Copy out all lines with the word "rules" in them.

- [Dataset rows]:
□ □ □
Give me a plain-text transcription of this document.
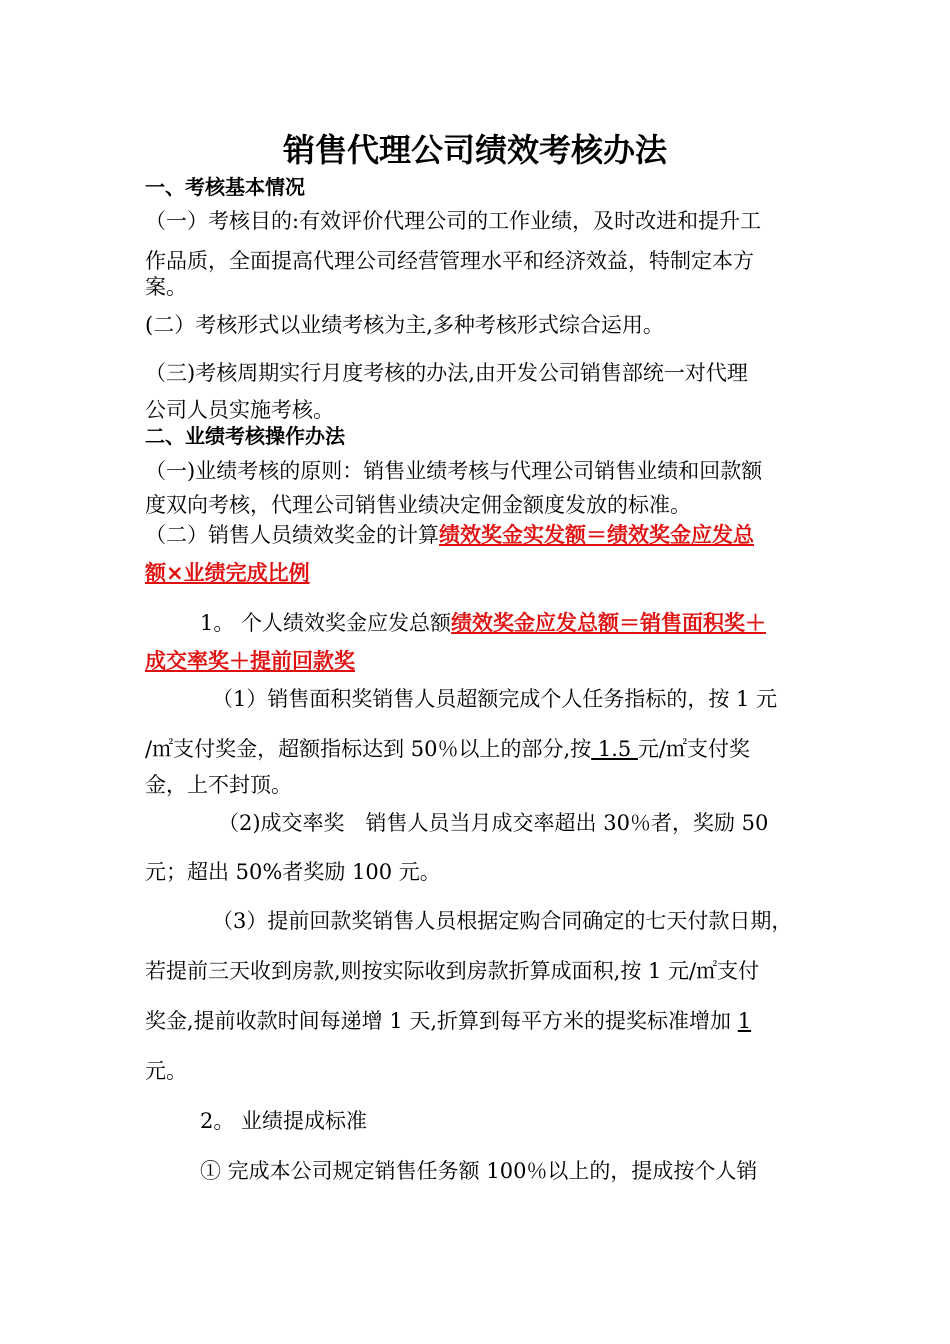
销售代理公司绩效考核办法
一、考核基本情况
（一）考核目的:有效评价代理公司的工作业绩，及时改进和提升工
作品质，全面提高代理公司经营管理水平和经济效益，特制定本方
案。
(二）考核形式以业绩考核为主,多种考核形式综合运用。
（三)考核周期实行月度考核的办法,由开发公司销售部统一对代理
公司人员实施考核。
二、业绩考核操作办法
（一)业绩考核的原则：销售业绩考核与代理公司销售业绩和回款额
度双向考核，代理公司销售业绩决定佣金额度发放的标准。
（二）销售人员绩效奖金的计算绩效奖金实发额＝绩效奖金应发总
额×业绩完成比例
1。 个人绩效奖金应发总额绩效奖金应发总额＝销售面积奖＋
成交率奖＋提前回款奖
（1）销售面积奖销售人员超额完成个人任务指标的，按 1 元
/㎡支付奖金，超额指标达到 50％以上的部分,按 1.5 元/㎡支付奖
金，上不封顶。
（2)成交率奖　销售人员当月成交率超出 30％者，奖励 50
元；超出 50%者奖励 100 元。
（3）提前回款奖销售人员根据定购合同确定的七天付款日期，
若提前三天收到房款,则按实际收到房款折算成面积,按 1 元/㎡支付
奖金,提前收款时间每递增 1 天,折算到每平方米的提奖标准增加 1
元。
2。 业绩提成标准
① 完成本公司规定销售任务额 100％以上的，提成按个人销
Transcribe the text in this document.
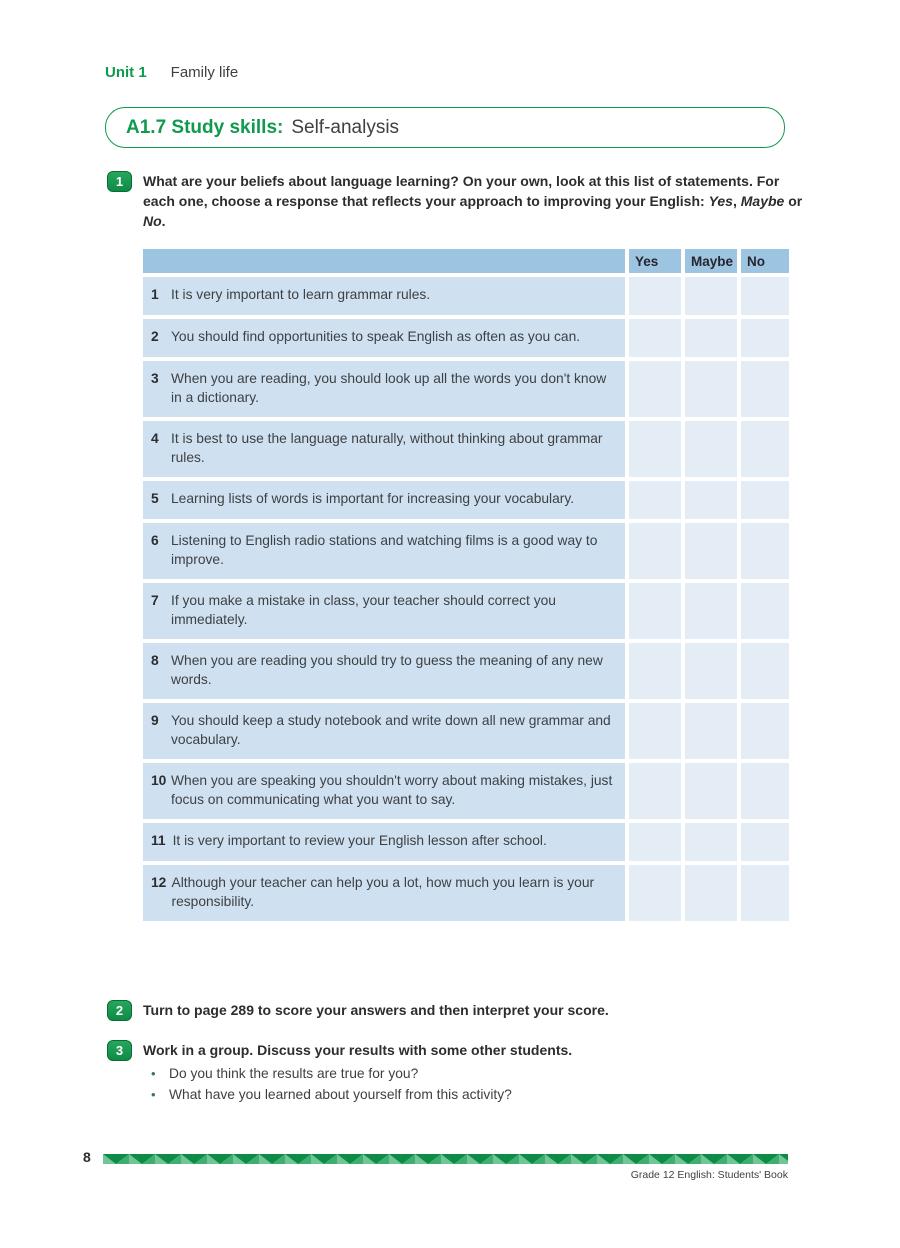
Unit 1 Family life
A1.7 Study skills: Self-analysis
1	What are your beliefs about language learning? On your own, look at this list of statements. For each one, choose a response that reflects your approach to improving your English: Yes, Maybe or No.
Yes	Maybe	No
1 It is very important to learn grammar rules.
2 You should find opportunities to speak English as often as you can.
3 When you are reading, you should look up all the words you don't know in a dictionary.
4 It is best to use the language naturally, without thinking about grammar rules.
5 Learning lists of words is important for increasing your vocabulary.
6 Listening to English radio stations and watching films is a good way to improve.
7 If you make a mistake in class, your teacher should correct you immediately.
8 When you are reading you should try to guess the meaning of any new words.
9 You should keep a study notebook and write down all new grammar and vocabulary.
10 When you are speaking you shouldn't worry about making mistakes, just focus on communicating what you want to say.
11 It is very important to review your English lesson after school.
12 Although your teacher can help you a lot, how much you learn is your responsibility.
2	Turn to page 289 to score your answers and then interpret your score.
3	Work in a group. Discuss your results with some other students.
• Do you think the results are true for you?
• What have you learned about yourself from this activity?
8
Grade 12 English: Students' Book
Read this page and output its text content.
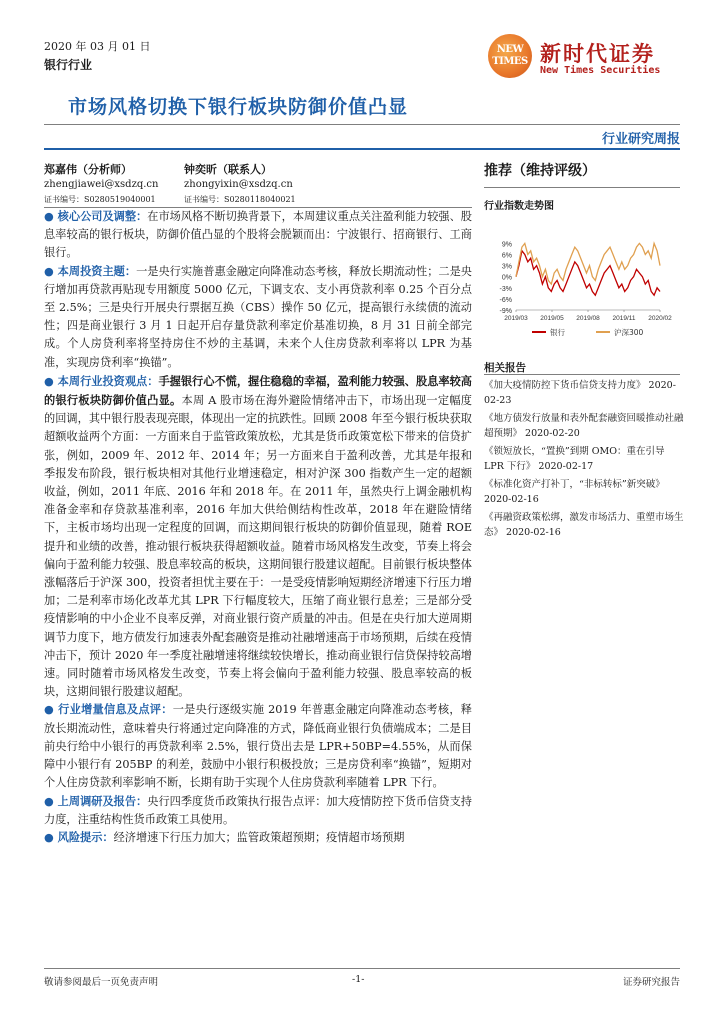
2020 年 03 月 01 日
银行行业
NEW
TIMES 新时代证券
New Times Securities
市场风格切换下银行板块防御价值凸显
行业研究周报
郑嘉伟（分析师）
zhengjiawei@xsdzq.cn
证书编号：S0280519040001
钟奕昕（联系人）
zhongyixin@xsdzq.cn
证书编号：S0280118040021

● 核心公司及调整：在市场风格不断切换背景下，本周建议重点关注盈利能力较强、股息率较高的银行板块，防御价值凸显的个股将会脱颖而出：宁波银行、招商银行、工商银行。

● 本周投资主题：一是央行实施普惠金融定向降准动态考核，释放长期流动性；二是央行增加再贷款再贴现专用额度 5000 亿元，下调支农、支小再贷款利率 0.25 个百分点至 2.5%；三是央行开展央行票据互换（CBS）操作 50 亿元，提高银行永续债的流动性；四是商业银行 3 月 1 日起开启存量贷款利率定价基准切换，8 月 31 日前全部完成。个人房贷利率将坚持房住不炒的主基调，未来个人住房贷款利率将以 LPR 为基准，实现房贷利率“换锚”。

● 本周行业投资观点：手握银行心不慌，握住稳稳的幸福，盈利能力较强、股息率较高的银行板块防御价值凸显。本周 A 股市场在海外避险情绪冲击下，市场出现一定幅度的回调，其中银行股表现亮眼，体现出一定的抗跌性。回顾 2008 年至今银行板块获取超额收益两个方面：一方面来自于监管政策放松，尤其是货币政策宽松下带来的信贷扩张，例如，2009 年、2012 年、2014 年；另一方面来自于盈利改善，尤其是年报和季报发布阶段，银行板块相对其他行业增速稳定，相对沪深 300 指数产生一定的超额收益，例如，2011 年底、2016 年和 2018 年。在 2011 年，虽然央行上调金融机构准备金率和存贷款基准利率，2016 年加大供给侧结构性改革，2018 年在避险情绪下，主板市场均出现一定程度的回调，而这期间银行板块的防御价值显现，随着 ROE 提升和业绩的改善，推动银行板块获得超额收益。随着市场风格发生改变，节奏上将会偏向于盈利能力较强、股息率较高的板块，这期间银行股建议超配。目前银行板块整体涨幅落后于沪深 300，投资者担忧主要在于：一是受疫情影响短期经济增速下行压力增加；二是利率市场化改革尤其 LPR 下行幅度较大，压缩了商业银行息差；三是部分受疫情影响的中小企业不良率反弹，对商业银行资产质量的冲击。但是在央行加大逆周期调节力度下，地方债发行加速表外配套融资是推动社融增速高于市场预期，后续在疫情冲击下，预计 2020 年一季度社融增速将继续较快增长，推动商业银行信贷保持较高增速。同时随着市场风格发生改变，节奏上将会偏向于盈利能力较强、股息率较高的板块，这期间银行股建议超配。

● 行业增量信息及点评：一是央行逐级实施 2019 年普惠金融定向降准动态考核，释放长期流动性，意味着央行将通过定向降准的方式，降低商业银行负债端成本；二是目前央行给中小银行的再贷款利率 2.5%，银行贷出去是 LPR+50BP=4.55%，从而保障中小银行有 205BP 的利差，鼓励中小银行积极投放；三是房贷利率“换锚”，短期对个人住房贷款利率影响不断，长期有助于实现个人住房贷款利率随着 LPR 下行。

● 上周调研及报告：央行四季度货币政策执行报告点评：加大疫情防控下货币信贷支持力度，注重结构性货币政策工具使用。

● 风险提示：经济增速下行压力加大；监管政策超预期；疫情超市场预期

推荐（维持评级）
行业指数走势图
9%
6%
3%
0%
-3%
-6%
-9%
2019/03 2019/05 2019/08 2019/11 2020/02
银行	沪深300
相关报告
《加大疫情防控下货币信贷支持力度》 2020-02-23
《地方债发行放量和表外配套融资回暖推动社融超预期》 2020-02-20
《锁短放长，“置换”到期 OMO：重在引导 LPR 下行》 2020-02-17
《标准化资产打补丁，“非标转标”新突破》 2020-02-16
《再融资政策松绑，激发市场活力、重塑市场生态》 2020-02-16
敬请参阅最后一页免责声明	-1-	证券研究报告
□ □ □
- [Result]:
1 It is very important to learn grammar rules.
4 It is best to use the language naturally, without thinking about grammar rules.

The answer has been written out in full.